[start of RAW RECORDS]

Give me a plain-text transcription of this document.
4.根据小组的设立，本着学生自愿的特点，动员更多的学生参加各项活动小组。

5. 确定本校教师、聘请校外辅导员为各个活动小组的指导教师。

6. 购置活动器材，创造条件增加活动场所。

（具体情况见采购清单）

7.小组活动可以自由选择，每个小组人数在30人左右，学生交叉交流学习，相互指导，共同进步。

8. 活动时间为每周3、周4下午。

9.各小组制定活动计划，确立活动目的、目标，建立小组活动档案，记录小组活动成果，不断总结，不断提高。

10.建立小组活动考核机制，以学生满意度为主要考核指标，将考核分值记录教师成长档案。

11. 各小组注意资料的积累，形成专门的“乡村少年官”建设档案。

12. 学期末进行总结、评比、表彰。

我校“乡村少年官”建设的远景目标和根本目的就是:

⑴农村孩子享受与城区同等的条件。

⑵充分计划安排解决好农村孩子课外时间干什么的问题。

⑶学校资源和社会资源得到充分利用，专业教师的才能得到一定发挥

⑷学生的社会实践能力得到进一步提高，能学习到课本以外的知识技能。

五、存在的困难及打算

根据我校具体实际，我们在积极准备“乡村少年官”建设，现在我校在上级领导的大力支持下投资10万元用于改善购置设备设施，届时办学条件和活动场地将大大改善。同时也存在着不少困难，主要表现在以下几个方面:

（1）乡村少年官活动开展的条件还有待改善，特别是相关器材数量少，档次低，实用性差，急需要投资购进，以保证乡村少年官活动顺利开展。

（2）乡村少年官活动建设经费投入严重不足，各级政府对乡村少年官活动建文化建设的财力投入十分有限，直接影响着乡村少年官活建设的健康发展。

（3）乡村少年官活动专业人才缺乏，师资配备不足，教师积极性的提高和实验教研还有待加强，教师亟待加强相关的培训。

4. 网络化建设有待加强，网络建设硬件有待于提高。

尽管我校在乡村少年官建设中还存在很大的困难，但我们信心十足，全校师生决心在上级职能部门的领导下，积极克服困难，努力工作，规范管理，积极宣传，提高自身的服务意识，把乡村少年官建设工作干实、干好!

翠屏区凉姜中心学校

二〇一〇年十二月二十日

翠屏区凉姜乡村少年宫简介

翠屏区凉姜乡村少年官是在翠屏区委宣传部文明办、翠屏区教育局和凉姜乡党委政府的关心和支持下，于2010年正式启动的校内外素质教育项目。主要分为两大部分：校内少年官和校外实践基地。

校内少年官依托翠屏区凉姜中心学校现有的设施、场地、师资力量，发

[end of RAW RECORDS]

▶ **TASK OBJECTIVE**: Without changing a word, restate the whole listing.

▶ **OUTPUT**:
Give me a plain-text transcription of this document.
4.根据小组的设立，本着学生自愿的特点，动员更多的学生参加各项活动小组。

5. 确定本校教师、聘请校外辅导员为各个活动小组的指导教师。

6. 购置活动器材，创造条件增加活动场所。

（具体情况见采购清单）

7.小组活动可以自由选择，每个小组人数在30人左右，学生交叉交流学习，相互指导，共同进步。

8. 活动时间为每周3、周4下午。

9.各小组制定活动计划，确立活动目的、目标，建立小组活动档案，记录小组活动成果，不断总结，不断提高。

10.建立小组活动考核机制，以学生满意度为主要考核指标，将考核分值记录教师成长档案。

11. 各小组注意资料的积累，形成专门的“乡村少年官”建设档案。

12. 学期末进行总结、评比、表彰。

我校“乡村少年官”建设的远景目标和根本目的就是:

⑴农村孩子享受与城区同等的条件。

⑵充分计划安排解决好农村孩子课外时间干什么的问题。

⑶学校资源和社会资源得到充分利用，专业教师的才能得到一定发挥

⑷学生的社会实践能力得到进一步提高，能学习到课本以外的知识技能。

五、存在的困难及打算

根据我校具体实际，我们在积极准备“乡村少年官”建设，现在我校在上级领导的大力支持下投资10万元用于改善购置设备设施，届时办学条件和活动场地将大大改善。同时也存在着不少困难，主要表现在以下几个方面:

（1）乡村少年官活动开展的条件还有待改善，特别是相关器材数量少，档次低，实用性差，急需要投资购进，以保证乡村少年官活动顺利开展。

（2）乡村少年官活动建设经费投入严重不足，各级政府对乡村少年官活动建文化建设的财力投入十分有限，直接影响着乡村少年官活建设的健康发展。

（3）乡村少年官活动专业人才缺乏，师资配备不足，教师积极性的提高和实验教研还有待加强，教师亟待加强相关的培训。

4. 网络化建设有待加强，网络建设硬件有待于提高。

尽管我校在乡村少年官建设中还存在很大的困难，但我们信心十足，全校师生决心在上级职能部门的领导下，积极克服困难，努力工作，规范管理，积极宣传，提高自身的服务意识，把乡村少年官建设工作干实、干好!

翠屏区凉姜中心学校

二〇一〇年十二月二十日

翠屏区凉姜乡村少年宫简介

翠屏区凉姜乡村少年官是在翠屏区委宣传部文明办、翠屏区教育局和凉姜乡党委政府的关心和支持下，于2010年正式启动的校内外素质教育项目。主要分为两大部分：校内少年官和校外实践基地。

校内少年官依托翠屏区凉姜中心学校现有的设施、场地、师资力量，发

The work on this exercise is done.